**PROBLEM**
Count the lines below that contain "color". Give only the number.

**INFORMATION SHOWN**
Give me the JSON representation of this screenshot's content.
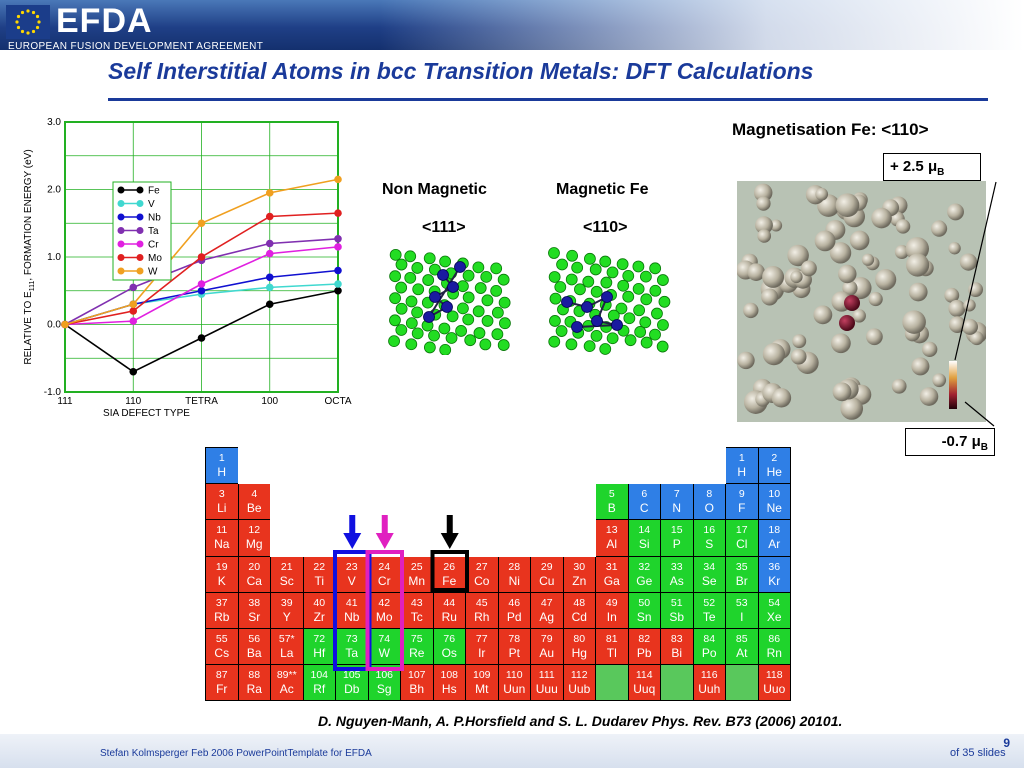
{
  "header": {
    "logo": "EFDA",
    "subtitle": "EUROPEAN FUSION DEVELOPMENT AGREEMENT"
  },
  "title": "Self Interstitial Atoms in bcc Transition Metals: DFT Calculations",
  "chart_data": {
    "type": "line",
    "title": "",
    "xlabel": "SIA DEFECT TYPE",
    "ylabel": "RELATIVE TO E111 FORMATION ENERGY (eV)",
    "ylabel_main": "RELATIVE TO E",
    "ylabel_sub": "111",
    "ylabel_tail": ", FORMATION ENERGY (eV)",
    "ylim": [
      -1.0,
      3.0
    ],
    "yticks": [
      "-1.0",
      "0.0",
      "1.0",
      "2.0",
      "3.0"
    ],
    "categories": [
      "111",
      "110",
      "TETRA",
      "100",
      "OCTA"
    ],
    "grid": true,
    "legend_position": "top-left",
    "series": [
      {
        "name": "Fe",
        "color": "#000000",
        "values": [
          0.0,
          -0.7,
          -0.2,
          0.3,
          0.5
        ]
      },
      {
        "name": "V",
        "color": "#40d8d0",
        "values": [
          0.0,
          0.3,
          0.45,
          0.55,
          0.6
        ]
      },
      {
        "name": "Nb",
        "color": "#1010d0",
        "values": [
          0.0,
          0.3,
          0.5,
          0.7,
          0.8
        ]
      },
      {
        "name": "Ta",
        "color": "#8030b0",
        "values": [
          0.0,
          0.55,
          0.95,
          1.2,
          1.27
        ]
      },
      {
        "name": "Cr",
        "color": "#e020e0",
        "values": [
          0.0,
          0.05,
          0.6,
          1.05,
          1.15
        ]
      },
      {
        "name": "Mo",
        "color": "#e02020",
        "values": [
          0.0,
          0.2,
          1.0,
          1.6,
          1.65
        ]
      },
      {
        "name": "W",
        "color": "#f0a020",
        "values": [
          0.0,
          0.3,
          1.5,
          1.95,
          2.15
        ]
      }
    ]
  },
  "structures": {
    "nonmag_title": "Non Magnetic",
    "nonmag_dir": "<111>",
    "mag_title": "Magnetic Fe",
    "mag_dir": "<110>"
  },
  "magnetisation": {
    "title": "Magnetisation Fe: <110>",
    "max_label": "+ 2.5 μ",
    "min_label": "-0.7 μ",
    "unit_sub": "B"
  },
  "periodic_table": [
    {
      "n": "1",
      "s": "H",
      "r": 0,
      "c": 0,
      "k": "blue"
    },
    {
      "n": "1",
      "s": "H",
      "r": 0,
      "c": 16,
      "k": "blue"
    },
    {
      "n": "2",
      "s": "He",
      "r": 0,
      "c": 17,
      "k": "blue"
    },
    {
      "n": "3",
      "s": "Li",
      "r": 1,
      "c": 0,
      "k": "red"
    },
    {
      "n": "4",
      "s": "Be",
      "r": 1,
      "c": 1,
      "k": "red"
    },
    {
      "n": "5",
      "s": "B",
      "r": 1,
      "c": 12,
      "k": "green"
    },
    {
      "n": "6",
      "s": "C",
      "r": 1,
      "c": 13,
      "k": "blue"
    },
    {
      "n": "7",
      "s": "N",
      "r": 1,
      "c": 14,
      "k": "blue"
    },
    {
      "n": "8",
      "s": "O",
      "r": 1,
      "c": 15,
      "k": "blue"
    },
    {
      "n": "9",
      "s": "F",
      "r": 1,
      "c": 16,
      "k": "blue"
    },
    {
      "n": "10",
      "s": "Ne",
      "r": 1,
      "c": 17,
      "k": "blue"
    },
    {
      "n": "11",
      "s": "Na",
      "r": 2,
      "c": 0,
      "k": "red"
    },
    {
      "n": "12",
      "s": "Mg",
      "r": 2,
      "c": 1,
      "k": "red"
    },
    {
      "n": "13",
      "s": "Al",
      "r": 2,
      "c": 12,
      "k": "red"
    },
    {
      "n": "14",
      "s": "Si",
      "r": 2,
      "c": 13,
      "k": "green"
    },
    {
      "n": "15",
      "s": "P",
      "r": 2,
      "c": 14,
      "k": "green"
    },
    {
      "n": "16",
      "s": "S",
      "r": 2,
      "c": 15,
      "k": "green"
    },
    {
      "n": "17",
      "s": "Cl",
      "r": 2,
      "c": 16,
      "k": "green"
    },
    {
      "n": "18",
      "s": "Ar",
      "r": 2,
      "c": 17,
      "k": "blue"
    },
    {
      "n": "19",
      "s": "K",
      "r": 3,
      "c": 0,
      "k": "red"
    },
    {
      "n": "20",
      "s": "Ca",
      "r": 3,
      "c": 1,
      "k": "red"
    },
    {
      "n": "21",
      "s": "Sc",
      "r": 3,
      "c": 2,
      "k": "red"
    },
    {
      "n": "22",
      "s": "Ti",
      "r": 3,
      "c": 3,
      "k": "red"
    },
    {
      "n": "23",
      "s": "V",
      "r": 3,
      "c": 4,
      "k": "red"
    },
    {
      "n": "24",
      "s": "Cr",
      "r": 3,
      "c": 5,
      "k": "red"
    },
    {
      "n": "25",
      "s": "Mn",
      "r": 3,
      "c": 6,
      "k": "red"
    },
    {
      "n": "26",
      "s": "Fe",
      "r": 3,
      "c": 7,
      "k": "red"
    },
    {
      "n": "27",
      "s": "Co",
      "r": 3,
      "c": 8,
      "k": "red"
    },
    {
      "n": "28",
      "s": "Ni",
      "r": 3,
      "c": 9,
      "k": "red"
    },
    {
      "n": "29",
      "s": "Cu",
      "r": 3,
      "c": 10,
      "k": "red"
    },
    {
      "n": "30",
      "s": "Zn",
      "r": 3,
      "c": 11,
      "k": "red"
    },
    {
      "n": "31",
      "s": "Ga",
      "r": 3,
      "c": 12,
      "k": "red"
    },
    {
      "n": "32",
      "s": "Ge",
      "r": 3,
      "c": 13,
      "k": "green"
    },
    {
      "n": "33",
      "s": "As",
      "r": 3,
      "c": 14,
      "k": "green"
    },
    {
      "n": "34",
      "s": "Se",
      "r": 3,
      "c": 15,
      "k": "green"
    },
    {
      "n": "35",
      "s": "Br",
      "r": 3,
      "c": 16,
      "k": "green"
    },
    {
      "n": "36",
      "s": "Kr",
      "r": 3,
      "c": 17,
      "k": "blue"
    },
    {
      "n": "37",
      "s": "Rb",
      "r": 4,
      "c": 0,
      "k": "red"
    },
    {
      "n": "38",
      "s": "Sr",
      "r": 4,
      "c": 1,
      "k": "red"
    },
    {
      "n": "39",
      "s": "Y",
      "r": 4,
      "c": 2,
      "k": "red"
    },
    {
      "n": "40",
      "s": "Zr",
      "r": 4,
      "c": 3,
      "k": "red"
    },
    {
      "n": "41",
      "s": "Nb",
      "r": 4,
      "c": 4,
      "k": "red"
    },
    {
      "n": "42",
      "s": "Mo",
      "r": 4,
      "c": 5,
      "k": "red"
    },
    {
      "n": "43",
      "s": "Tc",
      "r": 4,
      "c": 6,
      "k": "red"
    },
    {
      "n": "44",
      "s": "Ru",
      "r": 4,
      "c": 7,
      "k": "red"
    },
    {
      "n": "45",
      "s": "Rh",
      "r": 4,
      "c": 8,
      "k": "red"
    },
    {
      "n": "46",
      "s": "Pd",
      "r": 4,
      "c": 9,
      "k": "red"
    },
    {
      "n": "47",
      "s": "Ag",
      "r": 4,
      "c": 10,
      "k": "red"
    },
    {
      "n": "48",
      "s": "Cd",
      "r": 4,
      "c": 11,
      "k": "red"
    },
    {
      "n": "49",
      "s": "In",
      "r": 4,
      "c": 12,
      "k": "red"
    },
    {
      "n": "50",
      "s": "Sn",
      "r": 4,
      "c": 13,
      "k": "green"
    },
    {
      "n": "51",
      "s": "Sb",
      "r": 4,
      "c": 14,
      "k": "green"
    },
    {
      "n": "52",
      "s": "Te",
      "r": 4,
      "c": 15,
      "k": "green"
    },
    {
      "n": "53",
      "s": "I",
      "r": 4,
      "c": 16,
      "k": "green"
    },
    {
      "n": "54",
      "s": "Xe",
      "r": 4,
      "c": 17,
      "k": "green"
    },
    {
      "n": "55",
      "s": "Cs",
      "r": 5,
      "c": 0,
      "k": "red"
    },
    {
      "n": "56",
      "s": "Ba",
      "r": 5,
      "c": 1,
      "k": "red"
    },
    {
      "n": "57*",
      "s": "La",
      "r": 5,
      "c": 2,
      "k": "red"
    },
    {
      "n": "72",
      "s": "Hf",
      "r": 5,
      "c": 3,
      "k": "green"
    },
    {
      "n": "73",
      "s": "Ta",
      "r": 5,
      "c": 4,
      "k": "green"
    },
    {
      "n": "74",
      "s": "W",
      "r": 5,
      "c": 5,
      "k": "green"
    },
    {
      "n": "75",
      "s": "Re",
      "r": 5,
      "c": 6,
      "k": "green"
    },
    {
      "n": "76",
      "s": "Os",
      "r": 5,
      "c": 7,
      "k": "green"
    },
    {
      "n": "77",
      "s": "Ir",
      "r": 5,
      "c": 8,
      "k": "red"
    },
    {
      "n": "78",
      "s": "Pt",
      "r": 5,
      "c": 9,
      "k": "red"
    },
    {
      "n": "79",
      "s": "Au",
      "r": 5,
      "c": 10,
      "k": "red"
    },
    {
      "n": "80",
      "s": "Hg",
      "r": 5,
      "c": 11,
      "k": "red"
    },
    {
      "n": "81",
      "s": "Tl",
      "r": 5,
      "c": 12,
      "k": "red"
    },
    {
      "n": "82",
      "s": "Pb",
      "r": 5,
      "c": 13,
      "k": "red"
    },
    {
      "n": "83",
      "s": "Bi",
      "r": 5,
      "c": 14,
      "k": "red"
    },
    {
      "n": "84",
      "s": "Po",
      "r": 5,
      "c": 15,
      "k": "green"
    },
    {
      "n": "85",
      "s": "At",
      "r": 5,
      "c": 16,
      "k": "green"
    },
    {
      "n": "86",
      "s": "Rn",
      "r": 5,
      "c": 17,
      "k": "green"
    },
    {
      "n": "87",
      "s": "Fr",
      "r": 6,
      "c": 0,
      "k": "red"
    },
    {
      "n": "88",
      "s": "Ra",
      "r": 6,
      "c": 1,
      "k": "red"
    },
    {
      "n": "89**",
      "s": "Ac",
      "r": 6,
      "c": 2,
      "k": "red"
    },
    {
      "n": "104",
      "s": "Rf",
      "r": 6,
      "c": 3,
      "k": "green"
    },
    {
      "n": "105",
      "s": "Db",
      "r": 6,
      "c": 4,
      "k": "green"
    },
    {
      "n": "106",
      "s": "Sg",
      "r": 6,
      "c": 5,
      "k": "green"
    },
    {
      "n": "107",
      "s": "Bh",
      "r": 6,
      "c": 6,
      "k": "red"
    },
    {
      "n": "108",
      "s": "Hs",
      "r": 6,
      "c": 7,
      "k": "red"
    },
    {
      "n": "109",
      "s": "Mt",
      "r": 6,
      "c": 8,
      "k": "red"
    },
    {
      "n": "110",
      "s": "Uun",
      "r": 6,
      "c": 9,
      "k": "red"
    },
    {
      "n": "111",
      "s": "Uuu",
      "r": 6,
      "c": 10,
      "k": "red"
    },
    {
      "n": "112",
      "s": "Uub",
      "r": 6,
      "c": 11,
      "k": "red"
    },
    {
      "n": "",
      "s": "",
      "r": 6,
      "c": 12,
      "k": "hatch"
    },
    {
      "n": "114",
      "s": "Uuq",
      "r": 6,
      "c": 13,
      "k": "red"
    },
    {
      "n": "",
      "s": "",
      "r": 6,
      "c": 14,
      "k": "hatch"
    },
    {
      "n": "116",
      "s": "Uuh",
      "r": 6,
      "c": 15,
      "k": "red"
    },
    {
      "n": "",
      "s": "",
      "r": 6,
      "c": 16,
      "k": "hatch"
    },
    {
      "n": "118",
      "s": "Uuo",
      "r": 6,
      "c": 17,
      "k": "red"
    }
  ],
  "highlights": [
    {
      "name": "group-5-highlight",
      "col": 4,
      "color": "#1010e0"
    },
    {
      "name": "group-6-highlight",
      "col": 5,
      "color": "#e020c0"
    },
    {
      "name": "iron-highlight",
      "col": 7,
      "color": "#000000"
    }
  ],
  "reference": "D. Nguyen-Manh, A. P.Horsfield and S. L. Dudarev Phys. Rev. B73 (2006) 20101.",
  "footer": {
    "author": "Stefan Kolmsperger Feb 2006 PowerPointTemplate for EFDA",
    "slide_number": "9",
    "slide_total": "of  35 slides"
  }
}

**EXERCISE OUTPUT**
10